TASKS:
**1)** Using the post on the "too localized" close reason, answer these:
(a) On which site could the IPv6 question appear?
(b) What product is the asker in Canada still waiting for?
(c) How many arguments does the writer say they put forth for removing the rule, and of what kinds?
**2)** Please reproduce word for word the part of the post on the "too localized" close reason between "Here’s a question" and "easily comes up.)", inclusive.
**3)** Extend the post on the "too localized" close reason, beginning right after its last sentence.

EXTRACT:
━━━━━━━━
It seems that there is still confusion regarding the issue so this is as plainly and clearly as I can state it:
Closing a question—ie, a request for help with resolving a problem—solely on the grounds that it does not also benefit—some arbitrary idea of what is—sufficiently copious people other than the asker is indecorous and should be removed as part of the too localized rationale.
(Yes, that is plain and clear.)
I need to make a clarification. The too localized tag currently reads as follows:
Too localized: This question would only be relevant to a small geographic area, a specific moment in time, or an extraordinarily narrow situation that is not generally applicable to the worldwide audience of the internet.
The problem I am describing is due to the fact that it encompasses too many, unrelated issues. Sure, time-sensitive questions (eg ones that expire or don’t make sense after some point) would make sense to be closed—though it does not mean that they should no longer be answered anyway if they can (eg how many people downloaded the beta version of Foobar 2.0? or how much memory did that obsolete, no-longer produced system have? or how did people work around with this compiler bug that most people no longer have to worry about because they have bought the latest version, but some of us cannot afford and still have to deal with?)
The geographic area part makes no sense. What exactly constitutes “small”? Who decides? What happens if those decision-makers move to a small town? Will they change their minds since it now affects them?
Here’s a question that could appear on ServerFault that highlights this issue: Has anyone managed to configure IPv6 with their local ISP here connection? (Possibly hypothetical, but still valid and pertinent.)
Or another one that could appear on SuperUser: How many others in state are finding that Acme netbooks are shipping with pirated copies of the OS?. (This may not apply in North America, but in a lot of other countries, it is a valid question that could easily comes up.)
How about this question that could appear on StackOverflow: I’m still waiting for my copy of Acme C++ 2.0 that I bought online. I’ve heard Europeans have gotten theirs. Has anyone in Canada? (Granted the on-topic-ness of this one is questionable-ish.)
What exactly is “too small”? What does it matter anyway?
The not generally applicable to the worldwide audience of the internet[sic]. part is exceptionally inappropriate. As I demonstrate below, it should not matter. Why would it matter if someone’s problem does not apply to everybody else in the world? They are here to ask for help! How would you like it if you went to the doctor only to have him turn you away because your disease is too rare and finding a cure for it would not sufficiently benefit the world at large? You went there for help.
I suggest the removal of the affects too few people reason for closing questions. If someone wants help, then either help them if you can, move along and ignore the question if you can’t, or else clearly and flat out tell them that you won’t answer their question because there’s nothing in it for you or others; don’t hide behind the esoteric sounding too localized tag.
I’ve seen lots of issues raised with the too localized reason for closing a question. Personally I think one part of it in particular is absurd and frankly kind of offensive. I put forth here two arguments for its removal, one moral and one logical.
━━━━━━━━
DATA TO EXAMINE:
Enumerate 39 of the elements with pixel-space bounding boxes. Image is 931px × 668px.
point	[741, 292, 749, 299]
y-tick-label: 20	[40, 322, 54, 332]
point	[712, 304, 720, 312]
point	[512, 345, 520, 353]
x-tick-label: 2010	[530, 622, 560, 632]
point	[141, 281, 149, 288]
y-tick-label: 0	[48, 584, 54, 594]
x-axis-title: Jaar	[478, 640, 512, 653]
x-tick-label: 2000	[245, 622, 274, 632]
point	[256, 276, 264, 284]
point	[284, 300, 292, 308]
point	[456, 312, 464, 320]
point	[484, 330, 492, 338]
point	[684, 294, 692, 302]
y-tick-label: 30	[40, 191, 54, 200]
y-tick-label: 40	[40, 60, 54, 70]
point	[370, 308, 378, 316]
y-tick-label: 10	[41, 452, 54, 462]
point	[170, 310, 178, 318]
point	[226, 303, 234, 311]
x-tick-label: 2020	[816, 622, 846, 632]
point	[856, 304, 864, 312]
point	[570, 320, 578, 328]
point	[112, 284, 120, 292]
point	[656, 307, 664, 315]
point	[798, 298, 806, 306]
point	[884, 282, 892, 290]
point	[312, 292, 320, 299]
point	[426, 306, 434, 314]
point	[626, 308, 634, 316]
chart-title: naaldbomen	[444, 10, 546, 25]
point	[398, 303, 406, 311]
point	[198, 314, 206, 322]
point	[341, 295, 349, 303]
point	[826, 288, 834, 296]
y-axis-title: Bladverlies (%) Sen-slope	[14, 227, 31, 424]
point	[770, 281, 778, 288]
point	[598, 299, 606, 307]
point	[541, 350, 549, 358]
━━━━━━━━
ANSWERS BY ITEM:
**1)**
(a) ServerFault
(b) A copy of Acme C++ 2.0 bought online
(c) Two: one moral and one logical

**2)**
Here’s a question that could appear on ServerFault that highlights this issue: Has anyone managed to configure IPv6 with their local ISP here connection? (Possibly hypothetical, but still valid and pertinent.)
Or another one that could appear on SuperUser: How many others in state are finding that Acme netbooks are shipping with pirated copies of the OS?. (This may not apply in North America, but in a lot of other countries, it is a valid question that could easily comes up.)

**3)**
One of the (too many, unrelated) parts encompassed in the too localized reason for closing a question, is that a question is not of interest to enough people (not necessarily no others than the asker, but rather not enough, whatever that means). This makes no sense because the purpose of these StackExchange sites is so that people can get help to solve their problems, not a place where generic technology information can be found—though that is a logical extension of the main purpose—that’s what reference sites, manuals, Wikis, etc. are for. Therefore, it seems quite insulting that a person who has a problem with something comes here and asks for help, only to be turned away because their problem is not amusing or applicable enough to lots of others.
It is offensive that people would only help someone if there is something in it for themselves or others, rather than help that person in need.
Another problem with that part of the too localized tag is that the StackExchange sites have clearly identified their purpose as being a place where people can come and ask definite, singularly answerable questions, and try to eschew discussion questions (“this is not a forum, this is not a forum…”). If someone has a problem with something relatively unique to their situation, it is all the more answerable. However if they must find a way to generalize the problem so that it applies to lots of others, then it becomes less answerable and more of a discussion question.
Take for example questions of the forms Should I…?, How can I…?, etc. An asker would describe their circumstances and ask if or how to do or accomplish a task under that scenario. This is usually a pretty easy question to definitively answer. However generalizing the question to Should one… under each of the following circumstances, or How to… in each of these configurations, becomes much more of a discussion question.
I hope I have laid out sufficient evidence that the the general applicability part of the too localized reason for closing a question has no place on these sites (though it may have in some sorts of SE type sites).
I (no longer :P) welcome counter-arguments and examples of why it actually would be useful/required, but I for one still cannot fathom a rational reason to keep it—okay, I do welcome them if they really are reasonable and fitting.